TASK DIRECTIONS: Edit the stretch from the line containing "ip-flag-letter: x <box>611 418 618 432</box>" through the line containing "bit-ruler-number: 1 <box>698" so that "bit-ruler-number" becomes "bit-scale-number", keeping everything else the same. Return only those lines.

** START OF MATERIAL FOR THE TASK **

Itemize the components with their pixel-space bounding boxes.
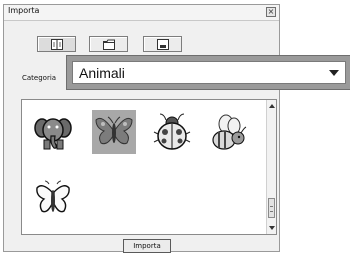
butterfly-icon [95,116,133,145]
close-button[interactable]: × [266,7,276,17]
disk-button[interactable] [143,36,182,52]
chevron-down-icon[interactable] [329,70,339,76]
thumbnail-elephant[interactable] [34,114,72,152]
category-dropdown-highlight: Animali [66,55,350,90]
category-select[interactable]: Animali [72,61,346,84]
bee-icon [212,114,247,150]
category-label: Categoria [22,74,57,82]
title-bar: Importa × [4,5,279,21]
close-icon: × [267,7,275,16]
scroll-up-icon[interactable] [269,104,275,108]
thumbnail-butterfly[interactable] [92,110,136,154]
grid-view-icon [51,39,63,50]
ladybug-icon [153,113,191,150]
scroll-down-icon[interactable] [269,226,275,230]
thumbnail-bee[interactable] [208,114,248,152]
scroll-thumb[interactable] [268,198,275,218]
category-value: Animali [79,65,125,81]
design-list[interactable] [21,99,277,235]
thumbnail-butterfly-outline[interactable] [34,180,72,220]
list-scrollbar[interactable] [266,100,276,234]
folder-icon [103,39,115,50]
elephant-icon [34,118,72,150]
import-panel: Importa × Categoria Importa [3,4,280,253]
folder-button[interactable] [89,36,128,52]
butterfly-outline-icon [36,180,70,213]
disk-icon [157,39,169,50]
import-button[interactable]: Importa [123,239,171,253]
thumbnail-ladybug[interactable] [152,112,192,152]
thumbnail-view-button[interactable] [37,36,76,52]
window-title: Importa [8,6,40,15]
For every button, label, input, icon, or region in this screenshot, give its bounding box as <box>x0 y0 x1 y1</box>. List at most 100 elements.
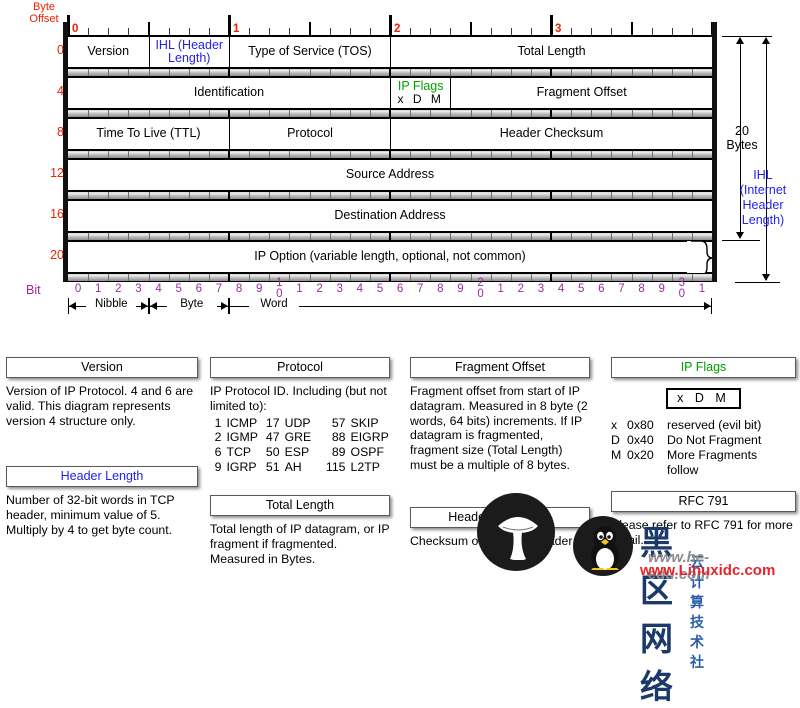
ip-flag-letter: x <box>611 418 618 432</box>
legend-protocol-title: Protocol <box>210 357 390 378</box>
protocol-id: 9 <box>214 459 222 474</box>
ip-flag-meaning: follow <box>667 463 699 477</box>
bit-ruler-number: 7 <box>618 283 625 295</box>
legend-header-length-body: Number of 32-bit words in TCP header, mi… <box>6 493 175 537</box>
bit-ruler-number: 5 <box>577 283 585 295</box>
bit-ruler-number: 1 <box>698 283 706 295</box>
header-field-cell: Total Length <box>390 37 712 67</box>
bit-tick-band <box>68 191 712 200</box>
byte-offset-value: 4 <box>57 84 64 98</box>
measure-arrow-ihl <box>766 38 767 280</box>
bit-ruler-number: 7 <box>416 283 424 295</box>
header-field-cell: Source Address <box>345 167 435 182</box>
ip-flag-row: follow <box>611 463 796 478</box>
measure-tick-line <box>735 282 780 283</box>
byte-offset-caption: Byte Offset <box>29 1 59 25</box>
protocol-id: 1 <box>214 415 222 430</box>
protocol-table-row: 1 ICMP 17 UDP 57 SKIP <box>210 416 390 431</box>
header-field-cell: Protocol <box>229 119 390 149</box>
legend-version-title: Version <box>6 357 198 378</box>
bit-ruler-number: 3 <box>336 283 343 295</box>
bit-tick-band <box>68 109 712 118</box>
protocol-table-row: 2 IGMP 47 GRE 88 EIGRP <box>210 430 390 445</box>
legend-header-checksum-title: Header Checksum <box>410 507 590 528</box>
measure-arrowhead-up-icon <box>762 37 770 44</box>
protocol-id: 6 <box>214 445 222 459</box>
protocol-id: 47 <box>265 430 280 445</box>
diagram-left-rail <box>63 22 68 282</box>
span-arrow-left-icon <box>149 302 157 310</box>
bit-ruler-number: 9 <box>457 283 464 295</box>
ip-flag-hex: 0x80 <box>627 418 654 432</box>
byte-offset-value: 20 <box>50 248 64 262</box>
bit-tick-band <box>68 273 712 282</box>
header-field-cell: Destination Address <box>334 208 446 223</box>
bit-ruler-number: 3 <box>135 283 142 295</box>
ip-flag-row: D 0x40 Do Not Fragment <box>611 433 796 448</box>
header-field-cell: Fragment Offset <box>450 78 712 108</box>
protocol-name: ESP <box>284 445 310 459</box>
ip-flag-row: x 0x80 reserved (evil bit) <box>611 418 796 433</box>
watermark-site-gray: www.he-edu.com <box>648 549 710 583</box>
header-field-cell: Identification <box>193 85 265 100</box>
protocol-name: GRE <box>284 430 312 445</box>
legend-header-checksum: Header Checksum Checksum of entire IP he… <box>410 507 590 549</box>
bit-ruler-number: 20 <box>477 277 484 300</box>
ip-header-diagram-page: Byte Offset 0 1 2 3 0 Version IHL (Header Length… <box>0 0 800 706</box>
bit-ruler-number: 1 <box>296 283 303 295</box>
legend-header-checksum-body: Checksum of entire IP header <box>410 534 573 548</box>
legend-fragment-offset-title: Fragment Offset <box>410 357 590 378</box>
header-field-cell: IHL (Header Length) <box>148 37 230 67</box>
ip-flag-row: M 0x20 More Fragments <box>611 448 796 463</box>
protocol-id: 50 <box>265 445 280 459</box>
header-field-cell: Header Checksum <box>390 119 712 149</box>
byte-ruler <box>67 15 714 36</box>
protocol-name: EIGRP <box>350 430 389 445</box>
ip-flag-meaning: Do Not Fragment <box>667 433 762 447</box>
protocol-id: 88 <box>331 430 346 445</box>
byte-ruler-number: 2 <box>394 23 401 35</box>
legend-protocol-body: IP Protocol ID. Including (but not limit… <box>210 384 387 413</box>
legend-fragment-offset-body: Fragment offset from start of IP datagra… <box>410 384 588 472</box>
protocol-table-row: 9 IGRP 51 AH 115 L2TP <box>210 460 390 475</box>
ip-flags-description-list: x 0x80 reserved (evil bit) D 0x40 Do Not… <box>611 418 796 478</box>
bit-ruler-number: 8 <box>235 283 243 295</box>
protocol-name: IGRP <box>226 459 257 474</box>
span-label: Byte <box>166 298 217 310</box>
legend-version: Version Version of IP Protocol. 4 and 6 … <box>6 357 198 428</box>
protocol-name: TCP <box>226 445 252 459</box>
measure-arrowhead-up-icon <box>736 37 744 44</box>
header-field-cell: Type of Service (TOS) <box>229 37 390 67</box>
measure-tick-line <box>722 240 760 241</box>
bit-ruler-number: 3 <box>537 283 545 295</box>
bit-ruler-number: 7 <box>215 283 223 295</box>
bit-ruler-number: 0 <box>74 283 82 295</box>
watermark-site-red: www.Linuxidc.com <box>640 562 776 579</box>
bit-ruler-number: 4 <box>557 283 565 295</box>
measure-arrowhead-down-icon <box>762 274 770 281</box>
span-arrow-left-icon <box>69 302 76 310</box>
flag-bits-label: x D M <box>397 92 444 107</box>
byte-ruler-number: 0 <box>72 23 79 35</box>
bit-ruler-number: 4 <box>356 283 364 295</box>
span-arrow-right-icon <box>140 302 148 310</box>
bit-ruler-number: 2 <box>316 283 323 295</box>
legend-protocol: Protocol IP Protocol ID. Including (but … <box>210 357 390 475</box>
bit-ruler-caption: Bit <box>26 283 41 297</box>
diagram-right-rail <box>712 22 717 282</box>
protocol-id: 17 <box>265 415 280 430</box>
protocol-name: UDP <box>284 415 311 430</box>
ip-flags-box-wrapper: x D M <box>611 388 796 409</box>
ip-flag-meaning: reserved (evil bit) <box>667 418 762 432</box>
protocol-id: 115 <box>325 459 346 474</box>
bit-ruler-number: 4 <box>155 283 162 295</box>
ip-flag-letter: M <box>611 448 622 462</box>
bit-ruler-number: 9 <box>255 283 263 295</box>
header-field-cell: IP Option (variable length, optional, no… <box>254 249 526 264</box>
span-label: Word <box>249 298 299 310</box>
variable-length-brace-icon <box>687 241 713 275</box>
ip-flag-letter: D <box>611 433 620 447</box>
span-arrow-right-icon <box>704 302 711 310</box>
bit-tick-band <box>68 150 712 159</box>
legend-total-length: Total Length Total length of IP datagram… <box>210 495 390 566</box>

** END OF MATERIAL FOR THE TASK **

ANSWER TO THIS PROBLEM:
ip-flag-letter: x <box>611 418 618 432</box>
legend-protocol-title: Protocol <box>210 357 390 378</box>
protocol-id: 9 <box>214 459 222 474</box>
ip-flag-meaning: follow <box>667 463 699 477</box>
bit-scale-number: 7 <box>618 283 625 295</box>
legend-header-length-body: Number of 32-bit words in TCP header, mi… <box>6 493 175 537</box>
bit-scale-number: 5 <box>577 283 585 295</box>
bit-scale-number: 1 <box>698 283 706 295</box>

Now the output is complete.